The data start

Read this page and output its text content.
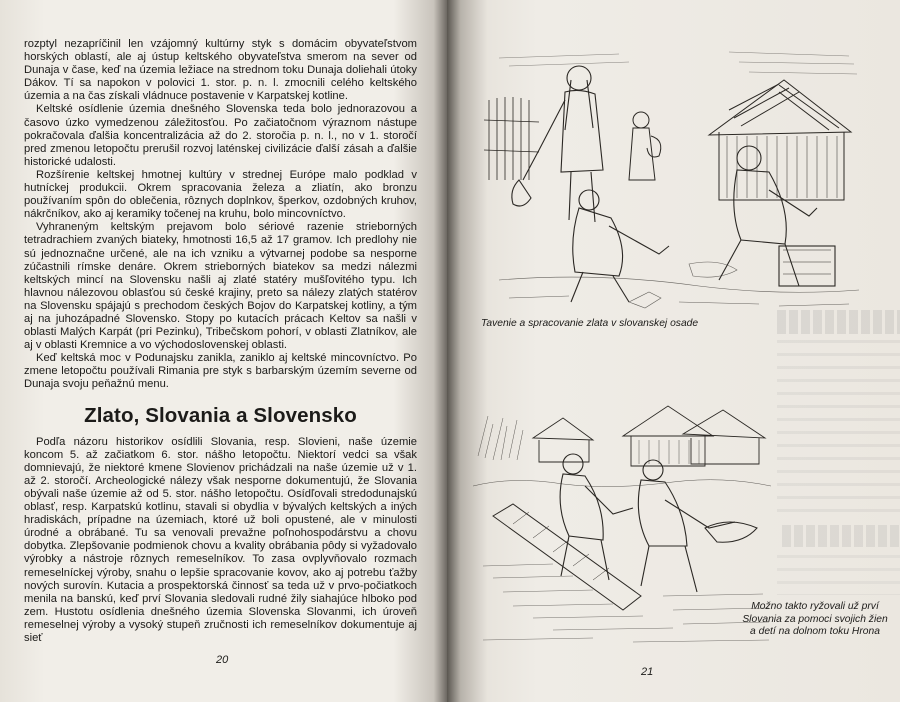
rozptyl nezapríčinil len vzájomný kultúrny styk s domácim obyvateľstvom horských oblastí, ale aj ústup keltského obyvateľstva smerom na sever od Dunaja v čase, keď na územia ležiace na strednom toku Dunaja doliehali útoky Dákov. Tí sa napokon v polovici 1. stor. p. n. l. zmocnili celého keltského územia a na čas získali vládnuce postavenie v Karpatskej kotline.

Keltské osídlenie územia dnešného Slovenska teda bolo jednorazovou a časovo úzko vymedzenou záležitosťou. Po začiatočnom výraznom nástupe pokračovala ďalšia koncentralizácia až do 2. storočia p. n. l., no v 1. storočí pred zmenou letopočtu prerušil rozvoj laténskej civilizácie ďalší zásah a ďalšie historické udalosti.

Rozšírenie keltskej hmotnej kultúry v strednej Európe malo podklad v hutníckej produkcii. Okrem spracovania železa a zliatín, ako bronzu používaním spôn do oblečenia, rôznych doplnkov, šperkov, ozdobných kruhov, nákrčníkov, ako aj keramiky točenej na kruhu, bolo mincovníctvo.

Vyhraneným keltským prejavom bolo sériové razenie strieborných tetradrachiem zvaných biateky, hmotnosti 16,5 až 17 gramov. Ich predlohy nie sú jednoznačne určené, ale na ich vzniku a výtvarnej podobe sa nesporne zúčastnili rímske denáre. Okrem strieborných biatekov sa medzi nálezmi keltských mincí na Slovensku našli aj zlaté statéry mušľovitého typu. Ich hlavnou nálezovou oblasťou sú české krajiny, preto sa nálezy zlatých statérov na Slovensku spájajú s prechodom českých Bojov do Karpatskej kotliny, a tým aj na juhozápadné Slovensko. Stopy po kutacích prácach Keltov sa našli v oblasti Malých Karpát (pri Pezinku), Tribečskom pohorí, v oblasti Zlatníkov, ale aj v oblasti Kremnice a vo východoslovenskej oblasti.

Keď keltská moc v Podunajsku zanikla, zaniklo aj keltské mincovníctvo. Po zmene letopočtu používali Rimania pre styk s barbarským územím severne od Dunaja svoju peňažnú menu.

Zlato, Slovania a Slovensko

Podľa názoru historikov osídlili Slovania, resp. Slovieni, naše územie koncom 5. až začiatkom 6. stor. nášho letopočtu. Niektorí vedci sa však domnievajú, že niektoré kmene Slovienov prichádzali na naše územie už v 1. až 2. storočí. Archeologické nálezy však nesporne dokumentujú, že Slovania obývali naše územie až od 5. stor. nášho letopočtu. Osídľovali stredodunajskú oblasť, resp. Karpatskú kotlinu, stavali si obydlia v bývalých keltských a iných hradiskách, prípadne na územiach, ktoré už boli opustené, ale v minulosti úrodné a obrábané. Tu sa venovali prevažne poľnohospodárstvu a chovu dobytka. Zlepšovanie podmienok chovu a kvality obrábania pôdy si vyžadovalo výrobky a nástroje rôznych remeselníkov. To zasa ovplyvňovalo rozmach remeselníckej výroby, snahu o lepšie spracovanie kovov, ako aj potrebu ťažby nových surovín. Kutacia a prospektorská činnosť sa teda už v prvo-počiatkoch menila na banskú, keď prví Slovania sledovali rudné žily siahajúce hlboko pod zem. Hustotu osídlenia dnešného územia Slovenska Slovanmi, ich úroveň remeselnej výroby a vysoký stupeň zručnosti ich remeselníkov dokumentuje aj sieť

20
Tavenie a spracovanie zlata v slovanskej osade
Možno takto ryžovali už prví Slovania za pomoci svojich žien a detí na dolnom toku Hrona
21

The data end

■ **Given problem**: How many of the lines above hold "styk"? Answer with only the number.

■ **Exercise answer**: 2